§ Exercise description:
Write out the whole of the material exactly.
____
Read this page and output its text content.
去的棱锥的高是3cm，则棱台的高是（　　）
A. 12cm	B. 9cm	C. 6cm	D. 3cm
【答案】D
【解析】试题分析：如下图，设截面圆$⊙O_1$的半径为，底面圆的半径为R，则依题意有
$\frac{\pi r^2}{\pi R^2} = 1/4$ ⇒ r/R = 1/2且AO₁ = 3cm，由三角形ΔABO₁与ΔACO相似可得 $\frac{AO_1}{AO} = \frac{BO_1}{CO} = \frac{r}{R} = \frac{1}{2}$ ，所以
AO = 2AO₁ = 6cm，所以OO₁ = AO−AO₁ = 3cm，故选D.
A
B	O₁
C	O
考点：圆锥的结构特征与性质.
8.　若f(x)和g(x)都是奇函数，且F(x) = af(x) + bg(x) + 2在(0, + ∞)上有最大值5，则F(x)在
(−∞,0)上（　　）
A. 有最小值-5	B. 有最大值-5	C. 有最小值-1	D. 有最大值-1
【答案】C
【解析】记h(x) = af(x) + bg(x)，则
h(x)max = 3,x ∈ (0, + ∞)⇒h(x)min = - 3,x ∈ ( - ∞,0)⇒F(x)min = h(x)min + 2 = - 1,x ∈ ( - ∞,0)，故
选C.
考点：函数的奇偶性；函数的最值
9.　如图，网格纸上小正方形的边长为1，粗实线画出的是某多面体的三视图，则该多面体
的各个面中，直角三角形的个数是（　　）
____
§ Complete output:
Read this page and output its text content.
去的棱锥的高是3cm，则棱台的高是（　　）
A. 12cm	B. 9cm	C. 6cm	D. 3cm
【答案】D
【解析】试题分析：如下图，设截面圆$⊙O_1$的半径为，底面圆的半径为R，则依题意有
$\frac{\pi r^2}{\pi R^2} = 1/4$ ⇒ r/R = 1/2且AO₁ = 3cm，由三角形ΔABO₁与ΔACO相似可得 $\frac{AO_1}{AO} = \frac{BO_1}{CO} = \frac{r}{R} = \frac{1}{2}$ ，所以
AO = 2AO₁ = 6cm，所以OO₁ = AO−AO₁ = 3cm，故选D.
A
B	O₁
C	O
考点：圆锥的结构特征与性质.
8.　若f(x)和g(x)都是奇函数，且F(x) = af(x) + bg(x) + 2在(0, + ∞)上有最大值5，则F(x)在
(−∞,0)上（　　）
A. 有最小值-5	B. 有最大值-5	C. 有最小值-1	D. 有最大值-1
【答案】C
【解析】记h(x) = af(x) + bg(x)，则
h(x)max = 3,x ∈ (0, + ∞)⇒h(x)min = - 3,x ∈ ( - ∞,0)⇒F(x)min = h(x)min + 2 = - 1,x ∈ ( - ∞,0)，故
选C.
考点：函数的奇偶性；函数的最值
9.　如图，网格纸上小正方形的边长为1，粗实线画出的是某多面体的三视图，则该多面体
的各个面中，直角三角形的个数是（　　）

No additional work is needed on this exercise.